───── Entries provided

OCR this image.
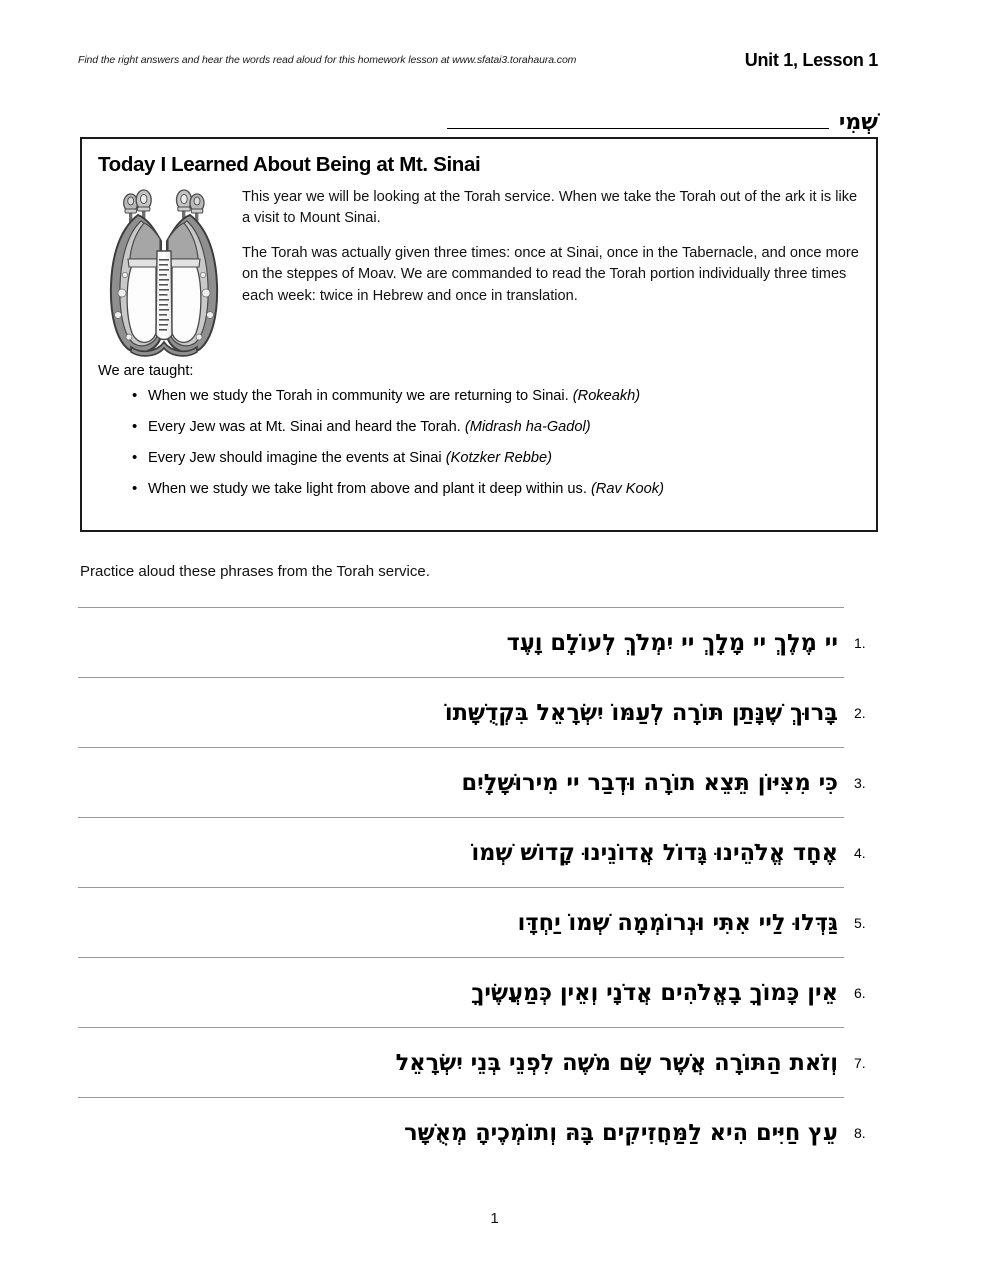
Find the right answers and hear the words read aloud for this homework lesson at www.sfatai3.torahaura.com	Unit 1, Lesson 1
שְׁמִי
Today I Learned About Being at Mt. Sinai

This year we will be looking at the Torah service. When we take the Torah out of the ark it is like a visit to Mount Sinai.

The Torah was actually given three times: once at Sinai, once in the Tabernacle, and once more on the steppes of Moav. We are commanded to read the Torah portion individually three times each week: twice in Hebrew and once in translation.

We are taught:
• When we study the Torah in community we are returning to Sinai. (Rokeakh)
• Every Jew was at Mt. Sinai and heard the Torah. (Midrash ha-Gadol)
• Every Jew should imagine the events at Sinai (Kotzker Rebbe)
• When we study we take light from above and plant it deep within us. (Rav Kook)
Practice aloud these phrases from the Torah service.
יי מֶלֶךְ יי מָלָךְ יי יִמְלֹךְ לְעוֹלָם וָעֶד	.1
בָּרוּךְ שֶׁנָּתַן תּוֹרָה לְעַמּוֹ יִשְׂרָאֵל בִּקְדֻשָּׁתוֹ	.2
כִּי מִצִּיּוֹן תֵּצֵא תוֹרָה וּדְבַר יי מִירוּשָׁלָיִם	.3
אֶחָד אֱלֹהֵינוּ גָּדוֹל אֲדוֹנֵינוּ קָדוֹשׁ שְׁמוֹ	.4
גַּדְּלוּ לַיי אִתִּי וּנְרוֹמְמָה שְׁמוֹ יַחְדָּו	.5
אֵין כָּמוֹךָ בָאֱלֹהִים אֲדֹנָי וְאֵין כְּמַעֲשֶׂיךָ	.6
וְזֹאת הַתּוֹרָה אֲשֶׁר שָׂם מֹשֶׁה לִפְנֵי בְּנֵי יִשְׂרָאֵל	.7
עֵץ חַיִּים הִיא לַמַּחֲזִיקִים בָּהּ וְתוֹמְכֶיהָ מְאֻשָּׁר	.8
1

──────────

== Instructions for the task ==
Tally up the lines in the preceding listing that contain the string "take". Respond with the number and nothing else.

== Full answer ==
2